▶ **PASSAGE SHOWN**:
Start of Block

4. Challenges and Perspectives

After reviewing the current text-mining systems in the ncRNA field, we identified several theoretical and practical issues that should be addressed in the future. First, there is lack of regulation direction in ncRNA–gene relation extraction. For example, in the sentence showcased in Figure 3, a co-occurrence-based method cannot distinguish whether circRNA-UBE2G1 upregulates or represses miR-373/HIF-1a. Furthermore, the interaction strength between circRNA-UBE2G1 and other genes needs to be quantitatively defined and analyzed. Secondly, the task of a KD system is to exploit established scientific knowledge to generate hitherto unknown but meaningful connections. The scarcity of well-annotated ground truth datasets hinders system developers in evaluating their algorithms and results. Although several practical approaches are available, such as replication of existing medical discoveries, expert-based evaluation and comparison of results with curated databases, there is still a lack of an objective evaluation metric and unified gold-standard test datasets for KD systems [34]. Thirdly, researchers are only beginning to utilize machine-learning-based methods to identify specific terms (e.g., miRNAs) and relations; more systems are expected to be developed, as previous analysis indicates that the family of algorithms usually outperforms other methods. Lastly but not least, there are also several practical issues that need to be addressed in the future. As an increasing number of text-mining systems are deployed under circumstances such as database construction, it is preferable to develop visualization tools and user-friendly interfaces so that curators can identify relevant articles even without natural language processing expertise. In addition, text-mining systems and online web services should flexibly adapt to targeted customization in order to address specific end-user requirements [35].

5. Conclusions

Text mining is a new and emerging method in biomedical research and clinical practice. Expanding biomedical texts are a valuable resource for mining ncRNA–disease relations and biological insights (bibliomics). Additionally, deep-sequencing-based omics approaches have become a decisive factor in molecular medicine. The high volume of data generated from sequencing platforms also needs to be exploited to obtain meaningful results. Biomedical publications provide us with a unique dimension to interpret these omics data. With the assistance of powerful computing linguistics techniques and statistical models, bibliomics can be combined with multiple omics datasets to quickly process massive amounts of scientific information to generate and verify novel scientific hypotheses.

End of Block

▶ **SUPPLIED DATA**:

Start of Block

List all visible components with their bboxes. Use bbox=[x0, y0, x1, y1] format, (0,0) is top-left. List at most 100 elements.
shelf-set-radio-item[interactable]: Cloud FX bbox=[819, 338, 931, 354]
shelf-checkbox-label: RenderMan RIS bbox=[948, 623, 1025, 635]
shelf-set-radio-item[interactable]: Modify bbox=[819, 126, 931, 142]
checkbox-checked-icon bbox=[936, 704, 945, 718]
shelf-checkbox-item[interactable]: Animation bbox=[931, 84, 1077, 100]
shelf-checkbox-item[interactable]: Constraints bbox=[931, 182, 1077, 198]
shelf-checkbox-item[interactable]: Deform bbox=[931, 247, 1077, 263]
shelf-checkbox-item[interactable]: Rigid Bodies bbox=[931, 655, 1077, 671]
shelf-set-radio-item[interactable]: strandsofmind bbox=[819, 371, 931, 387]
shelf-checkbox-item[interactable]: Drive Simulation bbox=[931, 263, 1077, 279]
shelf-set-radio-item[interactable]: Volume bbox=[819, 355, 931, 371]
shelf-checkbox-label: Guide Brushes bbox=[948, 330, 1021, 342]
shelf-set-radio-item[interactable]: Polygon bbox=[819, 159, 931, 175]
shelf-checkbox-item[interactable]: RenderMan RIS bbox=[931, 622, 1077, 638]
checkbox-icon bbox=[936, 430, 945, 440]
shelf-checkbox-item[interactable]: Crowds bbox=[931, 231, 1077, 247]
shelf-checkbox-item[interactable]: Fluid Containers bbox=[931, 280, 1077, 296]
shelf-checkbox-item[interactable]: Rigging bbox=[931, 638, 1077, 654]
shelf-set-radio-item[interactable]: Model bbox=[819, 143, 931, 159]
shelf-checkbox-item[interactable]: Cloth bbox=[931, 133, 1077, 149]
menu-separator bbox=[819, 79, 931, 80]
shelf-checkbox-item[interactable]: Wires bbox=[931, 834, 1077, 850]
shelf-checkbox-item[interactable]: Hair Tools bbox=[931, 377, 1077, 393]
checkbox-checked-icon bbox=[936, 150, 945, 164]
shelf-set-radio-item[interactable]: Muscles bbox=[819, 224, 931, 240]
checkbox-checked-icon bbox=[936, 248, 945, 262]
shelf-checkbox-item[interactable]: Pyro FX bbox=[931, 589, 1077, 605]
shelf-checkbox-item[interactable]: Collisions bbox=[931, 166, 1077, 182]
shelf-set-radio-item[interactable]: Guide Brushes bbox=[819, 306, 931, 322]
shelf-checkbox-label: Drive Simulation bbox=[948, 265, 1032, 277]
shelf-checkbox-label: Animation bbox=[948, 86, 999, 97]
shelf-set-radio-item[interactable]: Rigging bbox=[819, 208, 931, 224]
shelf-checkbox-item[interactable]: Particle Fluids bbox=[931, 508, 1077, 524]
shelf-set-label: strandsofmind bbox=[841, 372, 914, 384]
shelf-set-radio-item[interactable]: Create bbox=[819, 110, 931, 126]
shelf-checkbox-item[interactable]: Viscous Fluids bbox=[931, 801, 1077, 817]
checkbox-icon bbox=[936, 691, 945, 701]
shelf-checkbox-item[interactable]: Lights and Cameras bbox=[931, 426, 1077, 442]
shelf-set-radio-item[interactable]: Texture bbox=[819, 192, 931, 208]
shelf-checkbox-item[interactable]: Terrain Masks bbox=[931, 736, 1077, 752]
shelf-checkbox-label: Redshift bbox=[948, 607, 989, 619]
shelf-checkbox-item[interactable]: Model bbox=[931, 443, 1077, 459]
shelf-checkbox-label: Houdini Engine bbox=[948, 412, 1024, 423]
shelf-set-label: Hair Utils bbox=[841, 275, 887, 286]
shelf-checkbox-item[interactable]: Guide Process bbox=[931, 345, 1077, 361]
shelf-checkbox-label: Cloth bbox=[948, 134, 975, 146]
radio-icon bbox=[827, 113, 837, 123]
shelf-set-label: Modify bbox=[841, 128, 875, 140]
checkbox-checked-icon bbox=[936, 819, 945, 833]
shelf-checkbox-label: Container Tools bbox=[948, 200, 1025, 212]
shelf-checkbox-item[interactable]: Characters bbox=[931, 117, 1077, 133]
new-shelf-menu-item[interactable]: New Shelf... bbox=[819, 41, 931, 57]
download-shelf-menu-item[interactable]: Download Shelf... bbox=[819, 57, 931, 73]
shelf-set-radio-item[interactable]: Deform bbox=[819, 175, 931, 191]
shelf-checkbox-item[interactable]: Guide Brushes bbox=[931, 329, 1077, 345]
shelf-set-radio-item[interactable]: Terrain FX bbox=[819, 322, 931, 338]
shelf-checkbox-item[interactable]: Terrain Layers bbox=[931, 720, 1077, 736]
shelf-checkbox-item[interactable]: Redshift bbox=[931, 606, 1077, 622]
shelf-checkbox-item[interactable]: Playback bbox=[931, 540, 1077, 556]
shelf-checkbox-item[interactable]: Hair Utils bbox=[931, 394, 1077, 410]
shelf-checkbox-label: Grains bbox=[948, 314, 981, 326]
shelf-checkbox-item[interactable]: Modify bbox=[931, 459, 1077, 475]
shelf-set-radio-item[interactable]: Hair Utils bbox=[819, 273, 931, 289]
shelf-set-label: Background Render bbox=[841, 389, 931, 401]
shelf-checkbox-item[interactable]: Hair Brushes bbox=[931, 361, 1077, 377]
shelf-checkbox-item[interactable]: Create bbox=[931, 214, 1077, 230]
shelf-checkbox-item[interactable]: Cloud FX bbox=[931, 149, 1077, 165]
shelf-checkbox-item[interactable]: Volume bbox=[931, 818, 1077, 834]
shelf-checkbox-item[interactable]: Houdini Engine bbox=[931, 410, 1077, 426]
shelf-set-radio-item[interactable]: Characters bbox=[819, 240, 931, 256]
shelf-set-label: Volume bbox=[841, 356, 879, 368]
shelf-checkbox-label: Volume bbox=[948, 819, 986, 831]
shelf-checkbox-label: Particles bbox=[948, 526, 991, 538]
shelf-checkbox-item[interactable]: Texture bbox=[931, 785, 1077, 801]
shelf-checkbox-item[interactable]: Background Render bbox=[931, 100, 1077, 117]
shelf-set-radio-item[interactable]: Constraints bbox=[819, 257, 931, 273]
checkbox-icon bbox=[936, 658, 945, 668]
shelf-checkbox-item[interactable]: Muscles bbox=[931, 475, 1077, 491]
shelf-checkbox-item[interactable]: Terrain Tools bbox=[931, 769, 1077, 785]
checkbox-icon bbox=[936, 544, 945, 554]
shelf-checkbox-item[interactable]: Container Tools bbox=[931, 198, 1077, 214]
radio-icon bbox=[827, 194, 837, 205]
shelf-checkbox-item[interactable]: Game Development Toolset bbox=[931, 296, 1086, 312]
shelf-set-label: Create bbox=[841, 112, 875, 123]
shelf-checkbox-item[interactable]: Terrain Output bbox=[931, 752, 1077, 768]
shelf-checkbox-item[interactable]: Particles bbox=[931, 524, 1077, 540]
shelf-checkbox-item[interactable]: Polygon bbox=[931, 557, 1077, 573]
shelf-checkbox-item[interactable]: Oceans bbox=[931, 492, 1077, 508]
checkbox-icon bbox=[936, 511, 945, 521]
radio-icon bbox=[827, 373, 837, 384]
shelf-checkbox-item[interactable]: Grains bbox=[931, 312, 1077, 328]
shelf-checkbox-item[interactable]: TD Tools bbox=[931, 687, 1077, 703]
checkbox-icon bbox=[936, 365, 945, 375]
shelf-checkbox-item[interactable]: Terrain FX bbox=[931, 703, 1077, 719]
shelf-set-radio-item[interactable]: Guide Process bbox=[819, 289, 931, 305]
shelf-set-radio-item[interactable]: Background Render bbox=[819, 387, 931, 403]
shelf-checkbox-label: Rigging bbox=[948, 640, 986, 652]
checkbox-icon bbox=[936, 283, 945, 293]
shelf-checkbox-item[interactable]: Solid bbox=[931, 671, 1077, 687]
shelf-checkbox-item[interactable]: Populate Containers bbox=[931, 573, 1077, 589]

End of Block

▶ **WORK INSTRUCTION A**:
In the passage on text mining for ncRNA, what can a co-occurrence-based method not distinguish about circRNA-UBE2G1?
▶ **WORK INSTRUCTION B**:
Quote the passage on text mining for ncRNA, beginning at the words "5. Conclusions" and stopping after "novel scientific hypotheses.".

▶ **ANSWER SPACE A**:
Whether circRNA-UBE2G1 upregulates or represses miR-373/HIF-1a.

▶ **ANSWER SPACE B**:
5. Conclusions

Text mining is a new and emerging method in biomedical research and clinical practice. Expanding biomedical texts are a valuable resource for mining ncRNA–disease relations and biological insights (bibliomics). Additionally, deep-sequencing-based omics approaches have become a decisive factor in molecular medicine. The high volume of data generated from sequencing platforms also needs to be exploited to obtain meaningful results. Biomedical publications provide us with a unique dimension to interpret these omics data. With the assistance of powerful computing linguistics techniques and statistical models, bibliomics can be combined with multiple omics datasets to quickly process massive amounts of scientific information to generate and verify novel scientific hypotheses.